Work required -
All of the material below is to be repeated exactly.

(Stored entries)
--------------------
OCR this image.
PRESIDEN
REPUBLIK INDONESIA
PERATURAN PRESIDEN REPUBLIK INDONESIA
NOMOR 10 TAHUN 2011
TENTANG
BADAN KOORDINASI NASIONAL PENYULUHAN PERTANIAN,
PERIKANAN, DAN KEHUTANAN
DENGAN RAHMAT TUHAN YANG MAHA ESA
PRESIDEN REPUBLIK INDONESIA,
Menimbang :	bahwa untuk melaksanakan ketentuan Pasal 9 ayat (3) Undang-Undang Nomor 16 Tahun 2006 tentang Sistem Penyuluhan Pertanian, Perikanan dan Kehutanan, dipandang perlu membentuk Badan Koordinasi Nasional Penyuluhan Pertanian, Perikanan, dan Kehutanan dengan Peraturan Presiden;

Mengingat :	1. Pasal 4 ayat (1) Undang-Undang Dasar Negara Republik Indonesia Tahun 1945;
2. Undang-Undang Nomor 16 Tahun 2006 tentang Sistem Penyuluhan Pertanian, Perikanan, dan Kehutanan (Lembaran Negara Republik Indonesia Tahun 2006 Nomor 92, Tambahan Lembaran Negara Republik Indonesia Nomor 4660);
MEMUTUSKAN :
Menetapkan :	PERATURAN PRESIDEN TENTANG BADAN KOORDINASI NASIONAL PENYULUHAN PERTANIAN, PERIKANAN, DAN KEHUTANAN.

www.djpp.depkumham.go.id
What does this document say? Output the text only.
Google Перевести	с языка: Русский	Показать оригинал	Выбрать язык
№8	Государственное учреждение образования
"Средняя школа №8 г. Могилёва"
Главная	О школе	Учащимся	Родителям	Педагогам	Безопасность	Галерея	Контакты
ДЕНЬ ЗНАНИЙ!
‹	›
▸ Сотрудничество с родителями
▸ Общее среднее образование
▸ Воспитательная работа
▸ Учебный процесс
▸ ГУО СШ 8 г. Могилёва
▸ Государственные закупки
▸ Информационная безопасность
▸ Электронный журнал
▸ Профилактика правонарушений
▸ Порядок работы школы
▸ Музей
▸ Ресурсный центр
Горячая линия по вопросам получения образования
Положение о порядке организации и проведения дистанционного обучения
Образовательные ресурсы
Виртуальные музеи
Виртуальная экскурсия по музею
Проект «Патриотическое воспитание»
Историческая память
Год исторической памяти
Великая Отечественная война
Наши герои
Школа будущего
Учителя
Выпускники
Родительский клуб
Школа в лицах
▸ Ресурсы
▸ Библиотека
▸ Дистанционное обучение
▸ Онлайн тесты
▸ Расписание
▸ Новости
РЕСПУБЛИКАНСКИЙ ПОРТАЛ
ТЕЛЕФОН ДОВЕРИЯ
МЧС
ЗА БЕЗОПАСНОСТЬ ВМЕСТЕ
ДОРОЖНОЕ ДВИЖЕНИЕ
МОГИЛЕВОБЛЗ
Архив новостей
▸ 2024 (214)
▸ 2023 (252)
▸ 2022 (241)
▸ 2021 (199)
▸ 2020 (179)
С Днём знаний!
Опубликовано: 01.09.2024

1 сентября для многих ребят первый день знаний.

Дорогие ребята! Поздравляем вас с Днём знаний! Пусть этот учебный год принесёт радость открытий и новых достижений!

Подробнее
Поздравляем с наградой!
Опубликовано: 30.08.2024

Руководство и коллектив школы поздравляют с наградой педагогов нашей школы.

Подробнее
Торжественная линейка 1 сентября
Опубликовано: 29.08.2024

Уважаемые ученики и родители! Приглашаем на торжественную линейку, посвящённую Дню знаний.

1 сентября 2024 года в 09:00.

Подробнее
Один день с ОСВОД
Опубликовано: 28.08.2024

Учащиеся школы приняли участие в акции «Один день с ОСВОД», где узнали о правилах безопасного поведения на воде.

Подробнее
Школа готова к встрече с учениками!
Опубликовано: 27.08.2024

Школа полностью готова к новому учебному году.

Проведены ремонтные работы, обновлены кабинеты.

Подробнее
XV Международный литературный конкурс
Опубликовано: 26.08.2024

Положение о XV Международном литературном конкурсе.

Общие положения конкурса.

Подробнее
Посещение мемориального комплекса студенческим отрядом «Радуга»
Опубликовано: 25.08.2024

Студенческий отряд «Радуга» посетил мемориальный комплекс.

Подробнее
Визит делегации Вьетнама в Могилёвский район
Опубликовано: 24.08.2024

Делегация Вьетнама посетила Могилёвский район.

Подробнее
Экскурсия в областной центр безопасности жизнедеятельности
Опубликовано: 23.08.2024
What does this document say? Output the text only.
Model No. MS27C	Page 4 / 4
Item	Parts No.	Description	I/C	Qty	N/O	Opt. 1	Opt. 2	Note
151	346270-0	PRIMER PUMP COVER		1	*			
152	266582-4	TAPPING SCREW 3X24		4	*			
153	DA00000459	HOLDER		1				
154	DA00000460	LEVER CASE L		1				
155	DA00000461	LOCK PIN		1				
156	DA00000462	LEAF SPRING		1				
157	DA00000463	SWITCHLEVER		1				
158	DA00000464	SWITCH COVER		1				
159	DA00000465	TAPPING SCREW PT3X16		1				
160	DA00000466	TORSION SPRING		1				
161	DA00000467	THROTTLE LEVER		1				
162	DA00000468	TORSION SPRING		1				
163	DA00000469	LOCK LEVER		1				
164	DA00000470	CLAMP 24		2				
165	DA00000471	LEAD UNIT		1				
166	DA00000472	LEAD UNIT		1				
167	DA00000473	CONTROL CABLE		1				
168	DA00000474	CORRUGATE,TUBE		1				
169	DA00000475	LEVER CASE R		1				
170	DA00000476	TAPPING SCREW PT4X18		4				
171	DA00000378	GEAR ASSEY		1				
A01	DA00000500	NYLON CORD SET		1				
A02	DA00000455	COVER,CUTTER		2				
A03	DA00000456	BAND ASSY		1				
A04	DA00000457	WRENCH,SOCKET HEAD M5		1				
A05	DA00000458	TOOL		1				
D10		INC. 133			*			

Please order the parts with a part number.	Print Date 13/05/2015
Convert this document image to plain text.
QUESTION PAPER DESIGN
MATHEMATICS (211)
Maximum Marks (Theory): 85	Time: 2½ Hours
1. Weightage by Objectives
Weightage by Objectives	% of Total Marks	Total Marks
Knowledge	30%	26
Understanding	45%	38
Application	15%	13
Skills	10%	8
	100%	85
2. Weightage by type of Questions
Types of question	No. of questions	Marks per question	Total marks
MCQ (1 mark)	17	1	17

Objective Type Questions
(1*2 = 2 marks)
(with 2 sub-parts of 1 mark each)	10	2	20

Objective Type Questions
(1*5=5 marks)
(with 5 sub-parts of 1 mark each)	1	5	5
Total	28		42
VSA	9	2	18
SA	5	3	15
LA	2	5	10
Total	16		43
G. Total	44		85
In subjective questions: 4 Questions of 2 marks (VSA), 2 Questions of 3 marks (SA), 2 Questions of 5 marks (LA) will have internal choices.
--------------------
Response -
OCR this image.
PRESIDEN
REPUBLIK INDONESIA
PERATURAN PRESIDEN REPUBLIK INDONESIA
NOMOR 10 TAHUN 2011
TENTANG
BADAN KOORDINASI NASIONAL PENYULUHAN PERTANIAN,
PERIKANAN, DAN KEHUTANAN
DENGAN RAHMAT TUHAN YANG MAHA ESA
PRESIDEN REPUBLIK INDONESIA,
Menimbang :	bahwa untuk melaksanakan ketentuan Pasal 9 ayat (3) Undang-Undang Nomor 16 Tahun 2006 tentang Sistem Penyuluhan Pertanian, Perikanan dan Kehutanan, dipandang perlu membentuk Badan Koordinasi Nasional Penyuluhan Pertanian, Perikanan, dan Kehutanan dengan Peraturan Presiden;

Mengingat :	1. Pasal 4 ayat (1) Undang-Undang Dasar Negara Republik Indonesia Tahun 1945;
2. Undang-Undang Nomor 16 Tahun 2006 tentang Sistem Penyuluhan Pertanian, Perikanan, dan Kehutanan (Lembaran Negara Republik Indonesia Tahun 2006 Nomor 92, Tambahan Lembaran Negara Republik Indonesia Nomor 4660);
MEMUTUSKAN :
Menetapkan :	PERATURAN PRESIDEN TENTANG BADAN KOORDINASI NASIONAL PENYULUHAN PERTANIAN, PERIKANAN, DAN KEHUTANAN.

www.djpp.depkumham.go.id
What does this document say? Output the text only.
Google Перевести	с языка: Русский	Показать оригинал	Выбрать язык
№8	Государственное учреждение образования
"Средняя школа №8 г. Могилёва"
Главная	О школе	Учащимся	Родителям	Педагогам	Безопасность	Галерея	Контакты
ДЕНЬ ЗНАНИЙ!
‹	›
▸ Сотрудничество с родителями
▸ Общее среднее образование
▸ Воспитательная работа
▸ Учебный процесс
▸ ГУО СШ 8 г. Могилёва
▸ Государственные закупки
▸ Информационная безопасность
▸ Электронный журнал
▸ Профилактика правонарушений
▸ Порядок работы школы
▸ Музей
▸ Ресурсный центр
Горячая линия по вопросам получения образования
Положение о порядке организации и проведения дистанционного обучения
Образовательные ресурсы
Виртуальные музеи
Виртуальная экскурсия по музею
Проект «Патриотическое воспитание»
Историческая память
Год исторической памяти
Великая Отечественная война
Наши герои
Школа будущего
Учителя
Выпускники
Родительский клуб
Школа в лицах
▸ Ресурсы
▸ Библиотека
▸ Дистанционное обучение
▸ Онлайн тесты
▸ Расписание
▸ Новости
РЕСПУБЛИКАНСКИЙ ПОРТАЛ
ТЕЛЕФОН ДОВЕРИЯ
МЧС
ЗА БЕЗОПАСНОСТЬ ВМЕСТЕ
ДОРОЖНОЕ ДВИЖЕНИЕ
МОГИЛЕВОБЛЗ
Архив новостей
▸ 2024 (214)
▸ 2023 (252)
▸ 2022 (241)
▸ 2021 (199)
▸ 2020 (179)
С Днём знаний!
Опубликовано: 01.09.2024

1 сентября для многих ребят первый день знаний.

Дорогие ребята! Поздравляем вас с Днём знаний! Пусть этот учебный год принесёт радость открытий и новых достижений!

Подробнее
Поздравляем с наградой!
Опубликовано: 30.08.2024

Руководство и коллектив школы поздравляют с наградой педагогов нашей школы.

Подробнее
Торжественная линейка 1 сентября
Опубликовано: 29.08.2024

Уважаемые ученики и родители! Приглашаем на торжественную линейку, посвящённую Дню знаний.

1 сентября 2024 года в 09:00.

Подробнее
Один день с ОСВОД
Опубликовано: 28.08.2024

Учащиеся школы приняли участие в акции «Один день с ОСВОД», где узнали о правилах безопасного поведения на воде.

Подробнее
Школа готова к встрече с учениками!
Опубликовано: 27.08.2024

Школа полностью готова к новому учебному году.

Проведены ремонтные работы, обновлены кабинеты.

Подробнее
XV Международный литературный конкурс
Опубликовано: 26.08.2024

Положение о XV Международном литературном конкурсе.

Общие положения конкурса.

Подробнее
Посещение мемориального комплекса студенческим отрядом «Радуга»
Опубликовано: 25.08.2024

Студенческий отряд «Радуга» посетил мемориальный комплекс.

Подробнее
Визит делегации Вьетнама в Могилёвский район
Опубликовано: 24.08.2024

Делегация Вьетнама посетила Могилёвский район.

Подробнее
Экскурсия в областной центр безопасности жизнедеятельности
Опубликовано: 23.08.2024
What does this document say? Output the text only.
Model No. MS27C	Page 4 / 4
Item	Parts No.	Description	I/C	Qty	N/O	Opt. 1	Opt. 2	Note
151	346270-0	PRIMER PUMP COVER		1	*			
152	266582-4	TAPPING SCREW 3X24		4	*			
153	DA00000459	HOLDER		1				
154	DA00000460	LEVER CASE L		1				
155	DA00000461	LOCK PIN		1				
156	DA00000462	LEAF SPRING		1				
157	DA00000463	SWITCHLEVER		1				
158	DA00000464	SWITCH COVER		1				
159	DA00000465	TAPPING SCREW PT3X16		1				
160	DA00000466	TORSION SPRING		1				
161	DA00000467	THROTTLE LEVER		1				
162	DA00000468	TORSION SPRING		1				
163	DA00000469	LOCK LEVER		1				
164	DA00000470	CLAMP 24		2				
165	DA00000471	LEAD UNIT		1				
166	DA00000472	LEAD UNIT		1				
167	DA00000473	CONTROL CABLE		1				
168	DA00000474	CORRUGATE,TUBE		1				
169	DA00000475	LEVER CASE R		1				
170	DA00000476	TAPPING SCREW PT4X18		4				
171	DA00000378	GEAR ASSEY		1				
A01	DA00000500	NYLON CORD SET		1				
A02	DA00000455	COVER,CUTTER		2				
A03	DA00000456	BAND ASSY		1				
A04	DA00000457	WRENCH,SOCKET HEAD M5		1				
A05	DA00000458	TOOL		1				
D10		INC. 133			*			

Please order the parts with a part number.	Print Date 13/05/2015
Convert this document image to plain text.
QUESTION PAPER DESIGN
MATHEMATICS (211)
Maximum Marks (Theory): 85	Time: 2½ Hours
1. Weightage by Objectives
Weightage by Objectives	% of Total Marks	Total Marks
Knowledge	30%	26
Understanding	45%	38
Application	15%	13
Skills	10%	8
	100%	85
2. Weightage by type of Questions
Types of question	No. of questions	Marks per question	Total marks
MCQ (1 mark)	17	1	17

Objective Type Questions
(1*2 = 2 marks)
(with 2 sub-parts of 1 mark each)	10	2	20

Objective Type Questions
(1*5=5 marks)
(with 5 sub-parts of 1 mark each)	1	5	5
Total	28		42
VSA	9	2	18
SA	5	3	15
LA	2	5	10
Total	16		43
G. Total	44		85
In subjective questions: 4 Questions of 2 marks (VSA), 2 Questions of 3 marks (SA), 2 Questions of 5 marks (LA) will have internal choices.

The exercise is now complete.